:: Set task ::
In the material below, find how many lines contain the string "States". Write only that number.

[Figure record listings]
___

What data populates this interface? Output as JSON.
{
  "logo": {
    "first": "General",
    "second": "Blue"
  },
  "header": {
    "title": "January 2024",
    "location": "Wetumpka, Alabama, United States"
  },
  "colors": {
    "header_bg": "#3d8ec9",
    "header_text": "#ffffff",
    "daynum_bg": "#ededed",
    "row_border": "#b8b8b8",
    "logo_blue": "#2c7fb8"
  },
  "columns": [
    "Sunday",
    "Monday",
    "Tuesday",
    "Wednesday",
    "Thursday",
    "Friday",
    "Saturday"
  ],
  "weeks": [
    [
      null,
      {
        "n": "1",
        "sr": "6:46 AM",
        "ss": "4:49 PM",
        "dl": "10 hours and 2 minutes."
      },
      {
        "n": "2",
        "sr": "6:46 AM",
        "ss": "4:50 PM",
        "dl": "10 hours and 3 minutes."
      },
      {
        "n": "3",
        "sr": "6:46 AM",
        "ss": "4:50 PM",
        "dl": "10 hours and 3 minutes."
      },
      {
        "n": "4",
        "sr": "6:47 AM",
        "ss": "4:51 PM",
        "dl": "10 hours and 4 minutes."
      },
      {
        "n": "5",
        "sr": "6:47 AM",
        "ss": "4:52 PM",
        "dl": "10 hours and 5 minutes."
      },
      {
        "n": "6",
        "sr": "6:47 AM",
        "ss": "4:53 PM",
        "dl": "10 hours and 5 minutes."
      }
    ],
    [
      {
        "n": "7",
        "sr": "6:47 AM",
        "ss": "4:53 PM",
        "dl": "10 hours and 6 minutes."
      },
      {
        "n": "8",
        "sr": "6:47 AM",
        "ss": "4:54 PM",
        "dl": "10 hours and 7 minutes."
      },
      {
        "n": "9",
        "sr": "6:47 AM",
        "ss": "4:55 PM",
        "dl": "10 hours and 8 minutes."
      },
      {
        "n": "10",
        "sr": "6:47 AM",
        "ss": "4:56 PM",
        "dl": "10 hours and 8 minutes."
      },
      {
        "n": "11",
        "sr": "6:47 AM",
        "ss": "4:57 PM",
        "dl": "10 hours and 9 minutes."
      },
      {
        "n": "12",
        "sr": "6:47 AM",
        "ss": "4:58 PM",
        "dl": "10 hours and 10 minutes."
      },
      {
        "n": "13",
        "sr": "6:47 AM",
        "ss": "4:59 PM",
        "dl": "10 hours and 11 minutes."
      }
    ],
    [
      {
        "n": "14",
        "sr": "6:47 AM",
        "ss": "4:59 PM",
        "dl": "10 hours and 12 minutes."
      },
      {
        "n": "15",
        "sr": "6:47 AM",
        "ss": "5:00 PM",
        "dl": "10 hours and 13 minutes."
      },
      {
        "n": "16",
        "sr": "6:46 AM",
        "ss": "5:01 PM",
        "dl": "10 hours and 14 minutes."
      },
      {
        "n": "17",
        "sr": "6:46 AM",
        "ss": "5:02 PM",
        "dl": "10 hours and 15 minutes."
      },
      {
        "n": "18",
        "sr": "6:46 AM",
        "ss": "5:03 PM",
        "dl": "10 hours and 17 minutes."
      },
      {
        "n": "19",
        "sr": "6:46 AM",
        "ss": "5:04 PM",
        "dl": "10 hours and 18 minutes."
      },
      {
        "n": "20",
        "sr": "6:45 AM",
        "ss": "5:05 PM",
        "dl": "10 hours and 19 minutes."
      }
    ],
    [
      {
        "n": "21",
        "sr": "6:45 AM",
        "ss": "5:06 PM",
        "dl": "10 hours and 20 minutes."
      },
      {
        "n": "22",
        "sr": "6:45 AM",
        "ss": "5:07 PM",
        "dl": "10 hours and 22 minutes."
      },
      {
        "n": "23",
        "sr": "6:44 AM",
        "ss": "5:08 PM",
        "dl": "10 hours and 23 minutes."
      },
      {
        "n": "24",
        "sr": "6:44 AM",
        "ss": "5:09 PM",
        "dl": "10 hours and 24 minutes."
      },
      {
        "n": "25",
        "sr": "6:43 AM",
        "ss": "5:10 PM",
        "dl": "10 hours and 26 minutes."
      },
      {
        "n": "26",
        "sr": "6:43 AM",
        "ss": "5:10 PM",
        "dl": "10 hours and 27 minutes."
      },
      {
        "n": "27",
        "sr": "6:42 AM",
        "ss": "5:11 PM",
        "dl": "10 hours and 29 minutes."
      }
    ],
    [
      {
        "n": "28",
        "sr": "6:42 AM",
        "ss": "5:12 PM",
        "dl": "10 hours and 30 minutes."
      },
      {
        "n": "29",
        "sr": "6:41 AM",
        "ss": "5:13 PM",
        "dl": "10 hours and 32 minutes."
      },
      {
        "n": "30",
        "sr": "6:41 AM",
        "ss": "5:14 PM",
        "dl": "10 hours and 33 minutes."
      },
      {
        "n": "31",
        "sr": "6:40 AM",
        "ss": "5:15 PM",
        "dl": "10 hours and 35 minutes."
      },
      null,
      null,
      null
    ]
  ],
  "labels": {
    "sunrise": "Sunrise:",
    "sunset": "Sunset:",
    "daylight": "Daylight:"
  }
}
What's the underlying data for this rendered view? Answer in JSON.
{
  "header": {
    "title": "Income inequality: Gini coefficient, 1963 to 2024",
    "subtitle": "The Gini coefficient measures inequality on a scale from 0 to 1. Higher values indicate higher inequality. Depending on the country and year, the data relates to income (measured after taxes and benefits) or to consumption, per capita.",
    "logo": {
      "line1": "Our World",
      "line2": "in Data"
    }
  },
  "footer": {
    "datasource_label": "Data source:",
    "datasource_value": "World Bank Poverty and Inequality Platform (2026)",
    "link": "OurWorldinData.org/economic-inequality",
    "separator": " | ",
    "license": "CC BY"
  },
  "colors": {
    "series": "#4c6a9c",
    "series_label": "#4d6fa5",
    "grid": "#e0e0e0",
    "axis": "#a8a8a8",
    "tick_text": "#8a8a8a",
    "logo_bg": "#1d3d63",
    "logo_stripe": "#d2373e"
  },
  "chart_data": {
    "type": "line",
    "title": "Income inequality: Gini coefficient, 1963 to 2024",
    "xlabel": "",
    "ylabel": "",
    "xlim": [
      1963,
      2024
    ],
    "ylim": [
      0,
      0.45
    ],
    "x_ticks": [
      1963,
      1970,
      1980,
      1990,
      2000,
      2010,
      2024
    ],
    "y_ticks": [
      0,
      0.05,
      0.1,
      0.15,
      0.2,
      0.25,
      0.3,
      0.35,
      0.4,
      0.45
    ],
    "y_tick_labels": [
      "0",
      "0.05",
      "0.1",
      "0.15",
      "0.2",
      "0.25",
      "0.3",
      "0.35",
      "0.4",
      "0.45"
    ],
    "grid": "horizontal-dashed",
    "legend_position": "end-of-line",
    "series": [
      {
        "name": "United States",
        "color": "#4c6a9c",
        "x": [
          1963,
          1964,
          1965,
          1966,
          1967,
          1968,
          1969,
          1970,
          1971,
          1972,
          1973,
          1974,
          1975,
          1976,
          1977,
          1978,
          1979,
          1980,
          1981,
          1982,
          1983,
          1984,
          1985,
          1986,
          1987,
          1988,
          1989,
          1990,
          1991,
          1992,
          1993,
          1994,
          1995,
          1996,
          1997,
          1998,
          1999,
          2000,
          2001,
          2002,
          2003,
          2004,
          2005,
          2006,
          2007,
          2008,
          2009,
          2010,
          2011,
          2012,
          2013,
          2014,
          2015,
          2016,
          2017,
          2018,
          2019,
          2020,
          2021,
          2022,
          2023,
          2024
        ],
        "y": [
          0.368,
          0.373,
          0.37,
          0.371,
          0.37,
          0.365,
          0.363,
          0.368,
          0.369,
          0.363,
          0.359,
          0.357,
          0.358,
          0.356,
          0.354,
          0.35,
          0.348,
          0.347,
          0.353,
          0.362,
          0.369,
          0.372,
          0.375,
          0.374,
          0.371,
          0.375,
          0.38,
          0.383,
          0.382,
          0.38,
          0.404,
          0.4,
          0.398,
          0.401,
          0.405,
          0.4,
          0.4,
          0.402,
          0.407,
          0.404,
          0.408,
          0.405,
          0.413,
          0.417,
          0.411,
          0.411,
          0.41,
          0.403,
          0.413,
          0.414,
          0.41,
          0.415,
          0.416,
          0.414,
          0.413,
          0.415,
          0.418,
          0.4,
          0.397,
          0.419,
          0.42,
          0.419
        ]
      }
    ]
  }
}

___

:: Written response ::
2